(WHAT TO WORK ON): Set down each entry from the block beneath, exactly as written.

[start of DATA ENTRIES]

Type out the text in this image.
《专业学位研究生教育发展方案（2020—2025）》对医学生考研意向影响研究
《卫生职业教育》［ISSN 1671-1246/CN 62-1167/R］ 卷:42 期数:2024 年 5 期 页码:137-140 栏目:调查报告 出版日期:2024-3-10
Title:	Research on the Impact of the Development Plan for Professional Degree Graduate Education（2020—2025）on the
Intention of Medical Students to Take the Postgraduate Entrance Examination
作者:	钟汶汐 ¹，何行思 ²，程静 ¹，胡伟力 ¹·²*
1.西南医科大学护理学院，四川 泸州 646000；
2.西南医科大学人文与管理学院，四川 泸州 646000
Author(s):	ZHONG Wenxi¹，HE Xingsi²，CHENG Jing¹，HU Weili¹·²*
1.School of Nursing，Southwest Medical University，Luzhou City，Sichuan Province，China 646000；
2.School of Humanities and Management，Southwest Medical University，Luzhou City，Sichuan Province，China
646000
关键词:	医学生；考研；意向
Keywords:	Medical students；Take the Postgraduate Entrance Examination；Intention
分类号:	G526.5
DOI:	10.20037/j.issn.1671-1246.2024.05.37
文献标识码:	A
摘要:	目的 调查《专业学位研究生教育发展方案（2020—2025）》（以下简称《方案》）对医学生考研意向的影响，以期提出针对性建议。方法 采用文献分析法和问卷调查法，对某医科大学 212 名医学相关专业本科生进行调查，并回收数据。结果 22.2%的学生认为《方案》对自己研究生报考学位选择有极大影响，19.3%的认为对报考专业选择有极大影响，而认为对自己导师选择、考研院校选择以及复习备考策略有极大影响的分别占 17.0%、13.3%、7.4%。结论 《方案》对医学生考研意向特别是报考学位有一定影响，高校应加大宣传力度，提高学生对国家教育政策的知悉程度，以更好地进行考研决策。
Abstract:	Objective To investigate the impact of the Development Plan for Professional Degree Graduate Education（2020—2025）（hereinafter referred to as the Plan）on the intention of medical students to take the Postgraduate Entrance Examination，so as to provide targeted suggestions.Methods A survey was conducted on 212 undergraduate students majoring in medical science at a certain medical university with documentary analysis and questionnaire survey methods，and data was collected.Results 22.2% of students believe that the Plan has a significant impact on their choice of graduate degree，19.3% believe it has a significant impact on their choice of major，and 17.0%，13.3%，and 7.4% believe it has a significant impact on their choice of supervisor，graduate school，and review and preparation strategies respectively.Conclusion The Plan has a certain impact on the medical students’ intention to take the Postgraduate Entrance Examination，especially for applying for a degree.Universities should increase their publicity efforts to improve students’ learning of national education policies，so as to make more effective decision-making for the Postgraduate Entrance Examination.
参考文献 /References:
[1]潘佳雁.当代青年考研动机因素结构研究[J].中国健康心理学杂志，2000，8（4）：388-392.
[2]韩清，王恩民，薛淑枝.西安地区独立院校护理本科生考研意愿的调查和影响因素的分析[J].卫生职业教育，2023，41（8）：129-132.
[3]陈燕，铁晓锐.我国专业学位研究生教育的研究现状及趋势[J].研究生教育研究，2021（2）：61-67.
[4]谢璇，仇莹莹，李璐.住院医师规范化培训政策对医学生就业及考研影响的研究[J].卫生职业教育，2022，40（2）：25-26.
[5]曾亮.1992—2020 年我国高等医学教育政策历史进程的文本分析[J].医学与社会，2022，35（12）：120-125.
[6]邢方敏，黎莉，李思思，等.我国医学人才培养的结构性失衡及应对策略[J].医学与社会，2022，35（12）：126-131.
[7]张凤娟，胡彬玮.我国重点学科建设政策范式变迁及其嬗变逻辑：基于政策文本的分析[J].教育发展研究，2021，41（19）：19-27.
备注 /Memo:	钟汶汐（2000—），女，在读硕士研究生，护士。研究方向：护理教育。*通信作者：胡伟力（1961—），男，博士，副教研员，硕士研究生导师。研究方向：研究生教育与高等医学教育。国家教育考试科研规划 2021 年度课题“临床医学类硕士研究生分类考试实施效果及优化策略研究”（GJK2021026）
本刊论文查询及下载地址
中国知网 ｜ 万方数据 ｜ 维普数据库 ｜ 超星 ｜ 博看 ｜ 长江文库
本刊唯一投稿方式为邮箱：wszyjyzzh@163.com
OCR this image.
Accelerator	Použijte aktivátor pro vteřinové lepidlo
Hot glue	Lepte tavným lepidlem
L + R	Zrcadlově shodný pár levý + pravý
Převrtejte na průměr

[end of DATA ENTRIES]

(PROBLEM SOLUTION):
Type out the text in this image.
《专业学位研究生教育发展方案（2020—2025）》对医学生考研意向影响研究
《卫生职业教育》［ISSN 1671-1246/CN 62-1167/R］ 卷:42 期数:2024 年 5 期 页码:137-140 栏目:调查报告 出版日期:2024-3-10
Title:	Research on the Impact of the Development Plan for Professional Degree Graduate Education（2020—2025）on the
Intention of Medical Students to Take the Postgraduate Entrance Examination
作者:	钟汶汐 ¹，何行思 ²，程静 ¹，胡伟力 ¹·²*
1.西南医科大学护理学院，四川 泸州 646000；
2.西南医科大学人文与管理学院，四川 泸州 646000
Author(s):	ZHONG Wenxi¹，HE Xingsi²，CHENG Jing¹，HU Weili¹·²*
1.School of Nursing，Southwest Medical University，Luzhou City，Sichuan Province，China 646000；
2.School of Humanities and Management，Southwest Medical University，Luzhou City，Sichuan Province，China
646000
关键词:	医学生；考研；意向
Keywords:	Medical students；Take the Postgraduate Entrance Examination；Intention
分类号:	G526.5
DOI:	10.20037/j.issn.1671-1246.2024.05.37
文献标识码:	A
摘要:	目的 调查《专业学位研究生教育发展方案（2020—2025）》（以下简称《方案》）对医学生考研意向的影响，以期提出针对性建议。方法 采用文献分析法和问卷调查法，对某医科大学 212 名医学相关专业本科生进行调查，并回收数据。结果 22.2%的学生认为《方案》对自己研究生报考学位选择有极大影响，19.3%的认为对报考专业选择有极大影响，而认为对自己导师选择、考研院校选择以及复习备考策略有极大影响的分别占 17.0%、13.3%、7.4%。结论 《方案》对医学生考研意向特别是报考学位有一定影响，高校应加大宣传力度，提高学生对国家教育政策的知悉程度，以更好地进行考研决策。
Abstract:	Objective To investigate the impact of the Development Plan for Professional Degree Graduate Education（2020—2025）（hereinafter referred to as the Plan）on the intention of medical students to take the Postgraduate Entrance Examination，so as to provide targeted suggestions.Methods A survey was conducted on 212 undergraduate students majoring in medical science at a certain medical university with documentary analysis and questionnaire survey methods，and data was collected.Results 22.2% of students believe that the Plan has a significant impact on their choice of graduate degree，19.3% believe it has a significant impact on their choice of major，and 17.0%，13.3%，and 7.4% believe it has a significant impact on their choice of supervisor，graduate school，and review and preparation strategies respectively.Conclusion The Plan has a certain impact on the medical students’ intention to take the Postgraduate Entrance Examination，especially for applying for a degree.Universities should increase their publicity efforts to improve students’ learning of national education policies，so as to make more effective decision-making for the Postgraduate Entrance Examination.
参考文献 /References:
[1]潘佳雁.当代青年考研动机因素结构研究[J].中国健康心理学杂志，2000，8（4）：388-392.
[2]韩清，王恩民，薛淑枝.西安地区独立院校护理本科生考研意愿的调查和影响因素的分析[J].卫生职业教育，2023，41（8）：129-132.
[3]陈燕，铁晓锐.我国专业学位研究生教育的研究现状及趋势[J].研究生教育研究，2021（2）：61-67.
[4]谢璇，仇莹莹，李璐.住院医师规范化培训政策对医学生就业及考研影响的研究[J].卫生职业教育，2022，40（2）：25-26.
[5]曾亮.1992—2020 年我国高等医学教育政策历史进程的文本分析[J].医学与社会，2022，35（12）：120-125.
[6]邢方敏，黎莉，李思思，等.我国医学人才培养的结构性失衡及应对策略[J].医学与社会，2022，35（12）：126-131.
[7]张凤娟，胡彬玮.我国重点学科建设政策范式变迁及其嬗变逻辑：基于政策文本的分析[J].教育发展研究，2021，41（19）：19-27.
备注 /Memo:	钟汶汐（2000—），女，在读硕士研究生，护士。研究方向：护理教育。*通信作者：胡伟力（1961—），男，博士，副教研员，硕士研究生导师。研究方向：研究生教育与高等医学教育。国家教育考试科研规划 2021 年度课题“临床医学类硕士研究生分类考试实施效果及优化策略研究”（GJK2021026）
本刊论文查询及下载地址
中国知网 ｜ 万方数据 ｜ 维普数据库 ｜ 超星 ｜ 博看 ｜ 长江文库
本刊唯一投稿方式为邮箱：wszyjyzzh@163.com
OCR this image.
Accelerator	Použijte aktivátor pro vteřinové lepidlo
Hot glue	Lepte tavným lepidlem
L + R	Zrcadlově shodný pár levý + pravý
Převrtejte na průměr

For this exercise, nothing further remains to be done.